# RECORDS FOR THIS TASK start

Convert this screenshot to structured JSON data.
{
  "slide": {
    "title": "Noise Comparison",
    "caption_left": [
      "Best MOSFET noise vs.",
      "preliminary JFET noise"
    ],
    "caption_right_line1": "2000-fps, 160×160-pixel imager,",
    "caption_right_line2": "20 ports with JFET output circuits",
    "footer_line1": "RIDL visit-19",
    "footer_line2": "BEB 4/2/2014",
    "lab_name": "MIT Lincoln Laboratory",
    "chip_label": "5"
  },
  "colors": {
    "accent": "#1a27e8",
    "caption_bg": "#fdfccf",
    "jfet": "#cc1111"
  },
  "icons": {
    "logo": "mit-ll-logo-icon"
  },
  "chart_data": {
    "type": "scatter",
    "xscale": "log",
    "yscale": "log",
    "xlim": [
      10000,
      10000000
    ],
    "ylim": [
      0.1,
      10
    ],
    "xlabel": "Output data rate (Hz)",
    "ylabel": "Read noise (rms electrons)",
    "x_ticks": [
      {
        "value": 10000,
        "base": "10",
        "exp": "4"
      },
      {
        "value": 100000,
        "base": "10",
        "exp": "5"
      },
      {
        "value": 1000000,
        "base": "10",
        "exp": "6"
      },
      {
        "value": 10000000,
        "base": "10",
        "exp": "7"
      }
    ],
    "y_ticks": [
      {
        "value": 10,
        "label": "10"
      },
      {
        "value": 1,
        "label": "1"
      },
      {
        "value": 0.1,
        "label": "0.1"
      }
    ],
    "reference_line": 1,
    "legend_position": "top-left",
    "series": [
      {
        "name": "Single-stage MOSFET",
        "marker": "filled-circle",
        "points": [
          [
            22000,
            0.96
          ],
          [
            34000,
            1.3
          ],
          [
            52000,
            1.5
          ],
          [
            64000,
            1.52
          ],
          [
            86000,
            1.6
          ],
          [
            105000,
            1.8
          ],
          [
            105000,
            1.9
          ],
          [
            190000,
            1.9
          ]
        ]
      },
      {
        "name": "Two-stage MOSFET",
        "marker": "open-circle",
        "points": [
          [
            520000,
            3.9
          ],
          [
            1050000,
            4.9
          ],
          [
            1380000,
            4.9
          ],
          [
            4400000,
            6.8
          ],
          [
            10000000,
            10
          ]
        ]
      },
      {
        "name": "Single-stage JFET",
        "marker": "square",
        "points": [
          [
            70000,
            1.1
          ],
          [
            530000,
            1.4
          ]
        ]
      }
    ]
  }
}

# RECORDS FOR THIS TASK end

# TASK BRIEF
Transcribe all of the material exactly. Omit nothing.

# WRITTEN ANSWER
Convert this screenshot to structured JSON data.
{
  "slide": {
    "title": "Noise Comparison",
    "caption_left": [
      "Best MOSFET noise vs.",
      "preliminary JFET noise"
    ],
    "caption_right_line1": "2000-fps, 160×160-pixel imager,",
    "caption_right_line2": "20 ports with JFET output circuits",
    "footer_line1": "RIDL visit-19",
    "footer_line2": "BEB 4/2/2014",
    "lab_name": "MIT Lincoln Laboratory",
    "chip_label": "5"
  },
  "colors": {
    "accent": "#1a27e8",
    "caption_bg": "#fdfccf",
    "jfet": "#cc1111"
  },
  "icons": {
    "logo": "mit-ll-logo-icon"
  },
  "chart_data": {
    "type": "scatter",
    "xscale": "log",
    "yscale": "log",
    "xlim": [
      10000,
      10000000
    ],
    "ylim": [
      0.1,
      10
    ],
    "xlabel": "Output data rate (Hz)",
    "ylabel": "Read noise (rms electrons)",
    "x_ticks": [
      {
        "value": 10000,
        "base": "10",
        "exp": "4"
      },
      {
        "value": 100000,
        "base": "10",
        "exp": "5"
      },
      {
        "value": 1000000,
        "base": "10",
        "exp": "6"
      },
      {
        "value": 10000000,
        "base": "10",
        "exp": "7"
      }
    ],
    "y_ticks": [
      {
        "value": 10,
        "label": "10"
      },
      {
        "value": 1,
        "label": "1"
      },
      {
        "value": 0.1,
        "label": "0.1"
      }
    ],
    "reference_line": 1,
    "legend_position": "top-left",
    "series": [
      {
        "name": "Single-stage MOSFET",
        "marker": "filled-circle",
        "points": [
          [
            22000,
            0.96
          ],
          [
            34000,
            1.3
          ],
          [
            52000,
            1.5
          ],
          [
            64000,
            1.52
          ],
          [
            86000,
            1.6
          ],
          [
            105000,
            1.8
          ],
          [
            105000,
            1.9
          ],
          [
            190000,
            1.9
          ]
        ]
      },
      {
        "name": "Two-stage MOSFET",
        "marker": "open-circle",
        "points": [
          [
            520000,
            3.9
          ],
          [
            1050000,
            4.9
          ],
          [
            1380000,
            4.9
          ],
          [
            4400000,
            6.8
          ],
          [
            10000000,
            10
          ]
        ]
      },
      {
        "name": "Single-stage JFET",
        "marker": "square",
        "points": [
          [
            70000,
            1.1
          ],
          [
            530000,
            1.4
          ]
        ]
      }
    ]
  }
}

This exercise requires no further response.